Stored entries

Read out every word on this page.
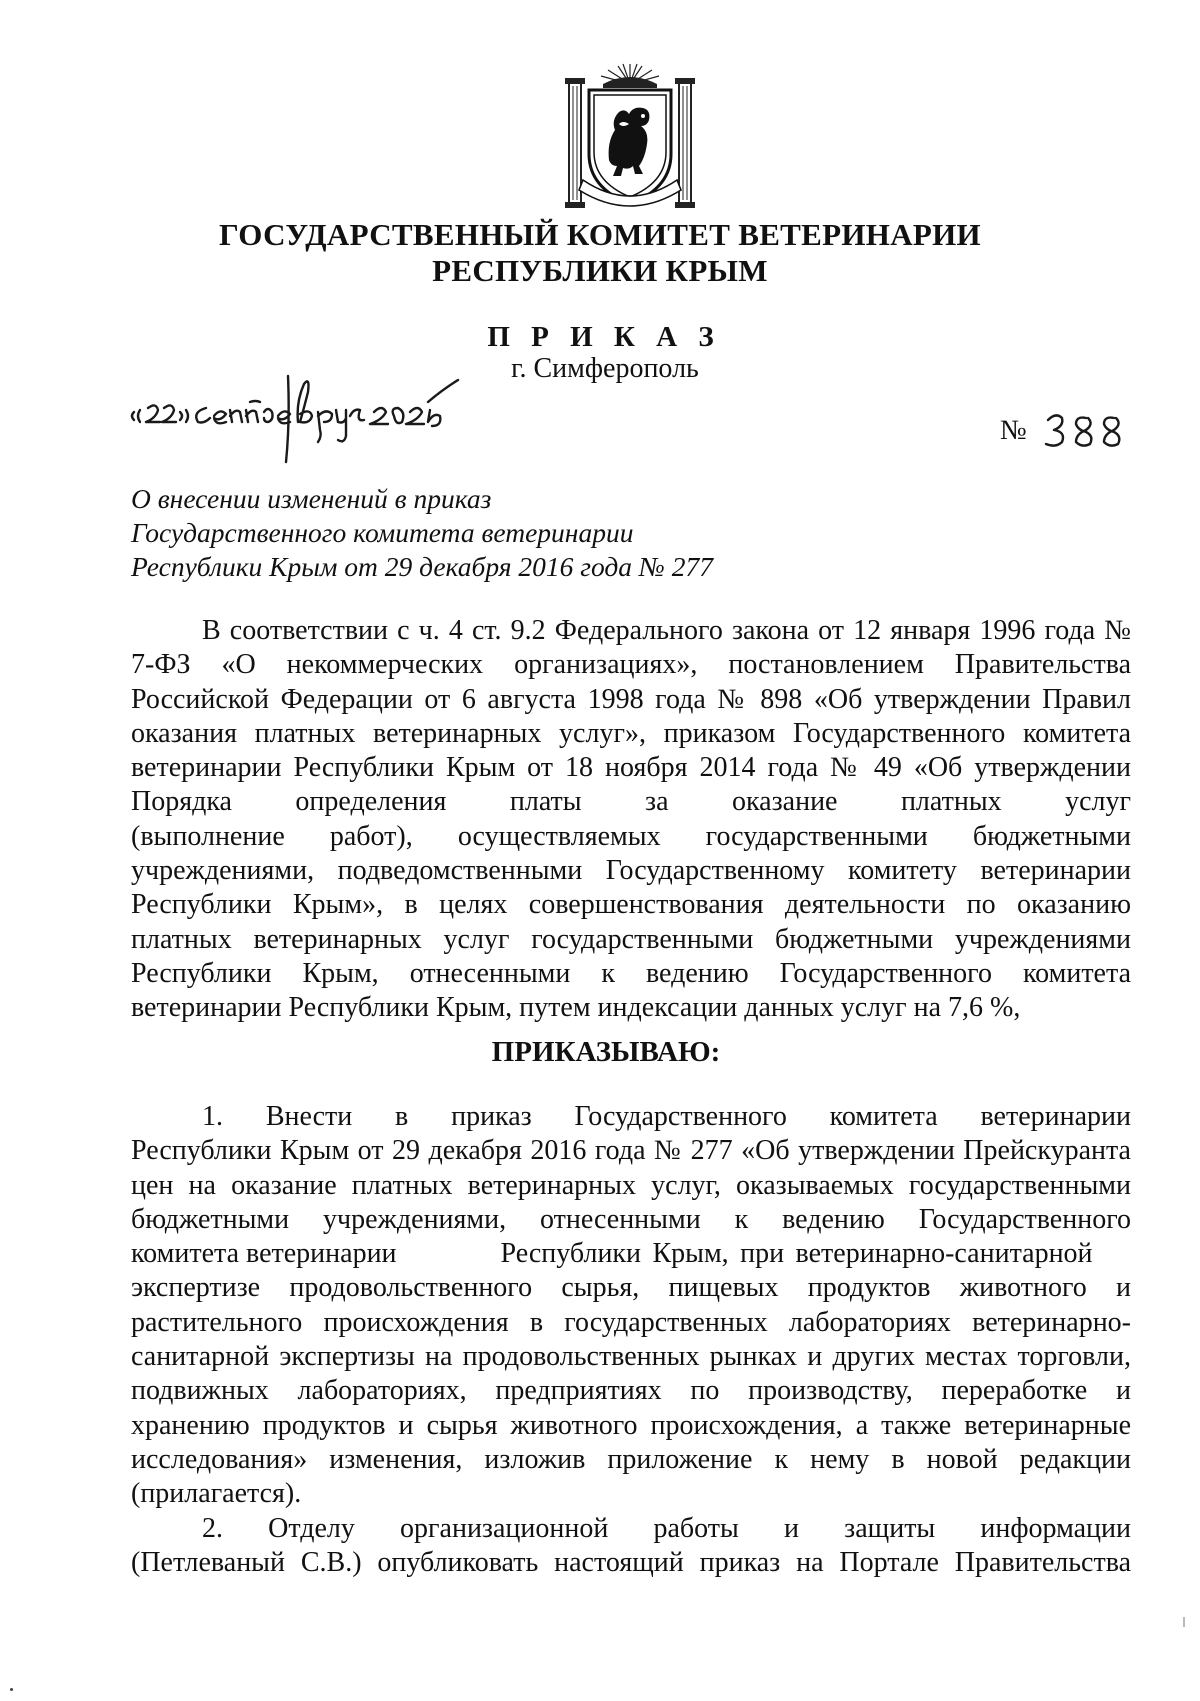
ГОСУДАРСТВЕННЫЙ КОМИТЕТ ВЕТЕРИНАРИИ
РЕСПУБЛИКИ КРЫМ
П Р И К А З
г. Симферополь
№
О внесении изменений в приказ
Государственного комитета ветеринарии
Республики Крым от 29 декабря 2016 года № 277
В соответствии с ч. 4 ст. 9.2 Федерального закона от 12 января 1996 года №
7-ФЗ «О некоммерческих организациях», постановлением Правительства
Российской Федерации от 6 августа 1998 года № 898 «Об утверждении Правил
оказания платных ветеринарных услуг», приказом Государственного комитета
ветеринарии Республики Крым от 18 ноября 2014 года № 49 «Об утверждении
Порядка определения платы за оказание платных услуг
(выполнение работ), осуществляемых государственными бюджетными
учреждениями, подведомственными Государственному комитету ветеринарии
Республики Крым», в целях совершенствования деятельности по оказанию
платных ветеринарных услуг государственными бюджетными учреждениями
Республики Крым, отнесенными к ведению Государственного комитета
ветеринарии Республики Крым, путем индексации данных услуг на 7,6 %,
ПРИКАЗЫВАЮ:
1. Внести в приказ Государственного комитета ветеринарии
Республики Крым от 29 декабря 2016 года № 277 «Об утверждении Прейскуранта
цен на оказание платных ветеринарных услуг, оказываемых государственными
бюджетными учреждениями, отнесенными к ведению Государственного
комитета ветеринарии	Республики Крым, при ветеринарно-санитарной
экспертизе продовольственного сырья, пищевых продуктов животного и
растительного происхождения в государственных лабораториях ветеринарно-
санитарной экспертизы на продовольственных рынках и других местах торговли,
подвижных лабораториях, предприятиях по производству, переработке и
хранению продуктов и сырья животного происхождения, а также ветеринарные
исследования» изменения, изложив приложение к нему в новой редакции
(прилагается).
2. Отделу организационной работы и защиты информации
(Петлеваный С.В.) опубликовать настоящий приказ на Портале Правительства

--

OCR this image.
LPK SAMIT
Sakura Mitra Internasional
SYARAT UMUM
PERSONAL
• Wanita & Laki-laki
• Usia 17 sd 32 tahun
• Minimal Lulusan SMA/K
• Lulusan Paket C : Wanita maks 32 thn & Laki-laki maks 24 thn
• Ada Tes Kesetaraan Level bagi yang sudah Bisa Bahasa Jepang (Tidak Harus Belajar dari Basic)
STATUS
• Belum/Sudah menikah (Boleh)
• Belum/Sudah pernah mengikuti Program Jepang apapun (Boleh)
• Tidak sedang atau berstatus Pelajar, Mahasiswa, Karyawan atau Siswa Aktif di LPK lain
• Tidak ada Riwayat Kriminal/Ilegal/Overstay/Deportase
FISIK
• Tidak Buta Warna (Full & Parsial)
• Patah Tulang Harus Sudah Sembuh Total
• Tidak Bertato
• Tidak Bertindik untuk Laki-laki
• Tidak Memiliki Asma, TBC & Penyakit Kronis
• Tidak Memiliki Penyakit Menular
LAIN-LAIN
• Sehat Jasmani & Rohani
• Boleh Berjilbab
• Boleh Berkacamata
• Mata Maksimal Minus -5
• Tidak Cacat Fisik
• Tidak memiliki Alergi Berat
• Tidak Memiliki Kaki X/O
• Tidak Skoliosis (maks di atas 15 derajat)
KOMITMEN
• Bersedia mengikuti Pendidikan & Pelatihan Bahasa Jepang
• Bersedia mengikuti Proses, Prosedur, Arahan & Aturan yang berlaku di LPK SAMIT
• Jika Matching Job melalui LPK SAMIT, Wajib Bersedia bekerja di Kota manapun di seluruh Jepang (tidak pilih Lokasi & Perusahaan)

- [TASK TO CARRY OUT]
Copy, from the material, each line that holds the string "ветеринарно".

- [SOLUTION TO THIS TASK]
комитета ветеринарии	Республики Крым, при ветеринарно-санитарной
растительного происхождения в государственных лабораториях ветеринарно-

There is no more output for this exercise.